→ **Requirement**
Count the lines below that contain the word "Νενέδες", and reply with only that number.
Begin
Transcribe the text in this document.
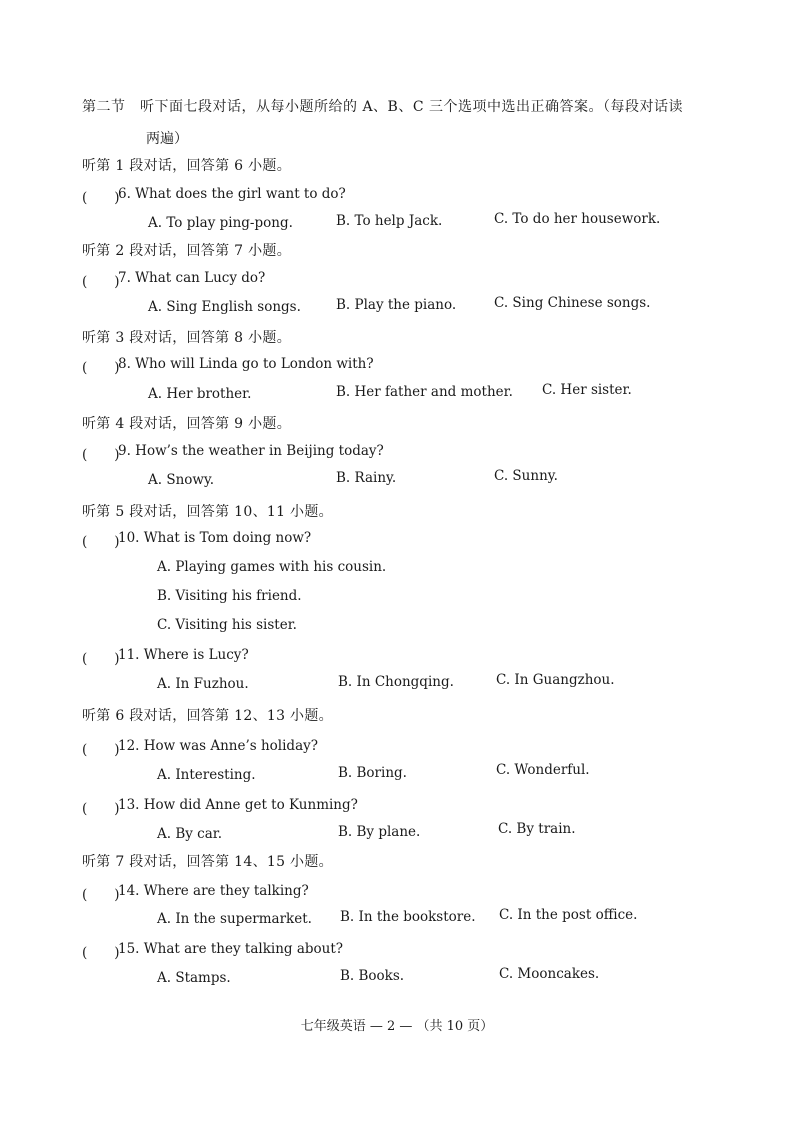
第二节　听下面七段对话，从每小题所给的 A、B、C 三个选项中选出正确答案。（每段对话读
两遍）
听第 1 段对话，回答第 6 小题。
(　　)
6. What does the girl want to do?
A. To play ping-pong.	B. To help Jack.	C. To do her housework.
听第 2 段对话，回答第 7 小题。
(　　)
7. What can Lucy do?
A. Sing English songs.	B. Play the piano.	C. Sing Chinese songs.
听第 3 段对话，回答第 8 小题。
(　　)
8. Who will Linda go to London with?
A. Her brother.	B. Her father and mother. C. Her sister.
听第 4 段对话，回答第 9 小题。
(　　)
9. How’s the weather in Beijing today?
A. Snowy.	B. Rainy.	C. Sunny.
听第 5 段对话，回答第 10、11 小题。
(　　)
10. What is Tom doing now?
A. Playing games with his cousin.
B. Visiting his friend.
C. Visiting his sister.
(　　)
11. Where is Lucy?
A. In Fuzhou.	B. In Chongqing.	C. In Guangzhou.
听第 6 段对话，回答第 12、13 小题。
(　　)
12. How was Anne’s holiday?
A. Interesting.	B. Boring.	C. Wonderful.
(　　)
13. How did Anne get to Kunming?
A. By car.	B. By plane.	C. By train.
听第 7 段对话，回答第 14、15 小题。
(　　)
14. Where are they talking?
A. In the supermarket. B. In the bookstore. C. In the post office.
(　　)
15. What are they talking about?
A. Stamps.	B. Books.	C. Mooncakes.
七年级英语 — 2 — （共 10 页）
End
Begin
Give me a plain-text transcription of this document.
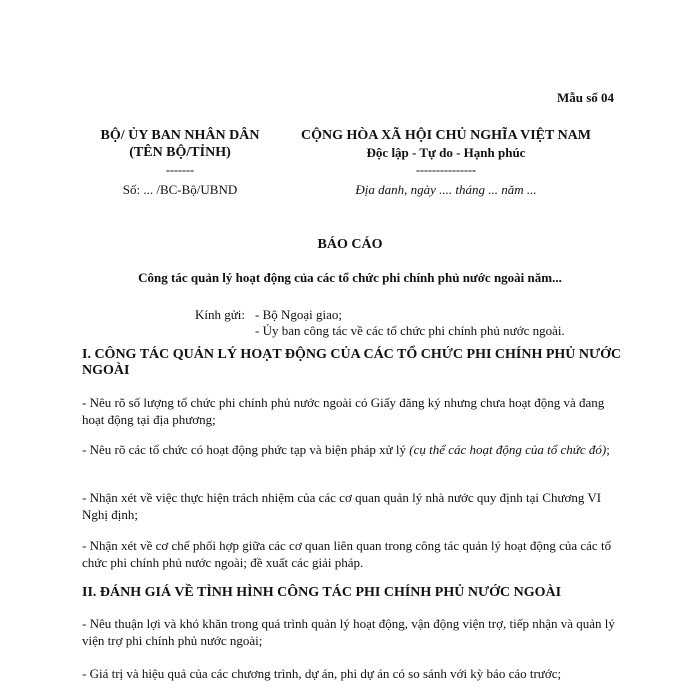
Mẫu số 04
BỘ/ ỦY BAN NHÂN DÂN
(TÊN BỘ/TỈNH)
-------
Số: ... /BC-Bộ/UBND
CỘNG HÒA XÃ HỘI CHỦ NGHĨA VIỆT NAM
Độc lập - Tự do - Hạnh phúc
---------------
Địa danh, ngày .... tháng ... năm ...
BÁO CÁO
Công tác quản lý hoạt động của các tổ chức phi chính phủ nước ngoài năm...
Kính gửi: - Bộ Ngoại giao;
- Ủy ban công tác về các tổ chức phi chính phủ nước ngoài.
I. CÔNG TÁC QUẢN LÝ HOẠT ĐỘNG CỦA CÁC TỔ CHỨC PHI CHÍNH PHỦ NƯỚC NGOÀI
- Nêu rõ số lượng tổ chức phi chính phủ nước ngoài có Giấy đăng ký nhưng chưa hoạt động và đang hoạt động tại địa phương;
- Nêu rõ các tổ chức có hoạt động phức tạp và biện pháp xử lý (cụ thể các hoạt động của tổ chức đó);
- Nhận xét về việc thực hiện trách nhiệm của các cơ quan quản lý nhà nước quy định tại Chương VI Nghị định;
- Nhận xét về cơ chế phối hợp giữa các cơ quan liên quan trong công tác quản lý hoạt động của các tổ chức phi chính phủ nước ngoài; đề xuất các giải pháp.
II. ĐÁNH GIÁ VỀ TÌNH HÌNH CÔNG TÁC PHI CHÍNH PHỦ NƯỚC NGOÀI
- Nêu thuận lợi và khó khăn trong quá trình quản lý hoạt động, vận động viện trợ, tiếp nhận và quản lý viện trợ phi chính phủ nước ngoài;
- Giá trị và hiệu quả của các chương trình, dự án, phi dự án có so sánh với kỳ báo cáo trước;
End
Begin
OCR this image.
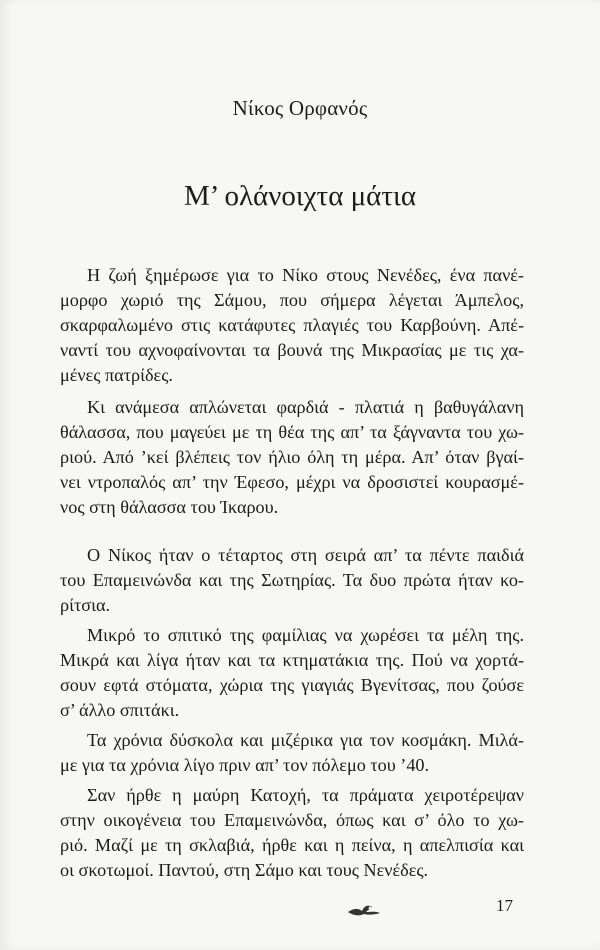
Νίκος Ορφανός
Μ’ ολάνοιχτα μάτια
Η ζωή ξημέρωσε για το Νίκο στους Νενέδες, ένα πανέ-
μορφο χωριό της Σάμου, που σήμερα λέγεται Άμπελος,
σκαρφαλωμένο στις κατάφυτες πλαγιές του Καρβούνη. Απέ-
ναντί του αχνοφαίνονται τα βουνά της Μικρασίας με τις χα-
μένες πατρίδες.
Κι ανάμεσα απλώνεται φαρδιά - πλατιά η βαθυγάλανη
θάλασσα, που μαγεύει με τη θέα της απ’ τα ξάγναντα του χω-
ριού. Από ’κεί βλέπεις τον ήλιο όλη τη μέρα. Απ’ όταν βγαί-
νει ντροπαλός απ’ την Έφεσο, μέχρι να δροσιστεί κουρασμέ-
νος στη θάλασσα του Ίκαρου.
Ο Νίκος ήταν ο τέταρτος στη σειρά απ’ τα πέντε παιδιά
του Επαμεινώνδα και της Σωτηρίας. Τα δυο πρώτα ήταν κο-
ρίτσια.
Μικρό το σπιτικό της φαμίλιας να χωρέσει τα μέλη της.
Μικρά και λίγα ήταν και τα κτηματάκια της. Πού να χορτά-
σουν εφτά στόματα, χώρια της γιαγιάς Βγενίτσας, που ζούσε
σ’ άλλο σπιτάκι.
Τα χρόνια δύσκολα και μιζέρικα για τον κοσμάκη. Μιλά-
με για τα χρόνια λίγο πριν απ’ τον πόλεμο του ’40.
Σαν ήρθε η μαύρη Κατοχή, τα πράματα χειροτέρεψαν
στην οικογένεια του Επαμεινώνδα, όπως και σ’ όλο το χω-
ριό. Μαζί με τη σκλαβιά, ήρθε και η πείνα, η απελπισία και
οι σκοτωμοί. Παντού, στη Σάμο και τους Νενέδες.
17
End
→ **Problem solution**
2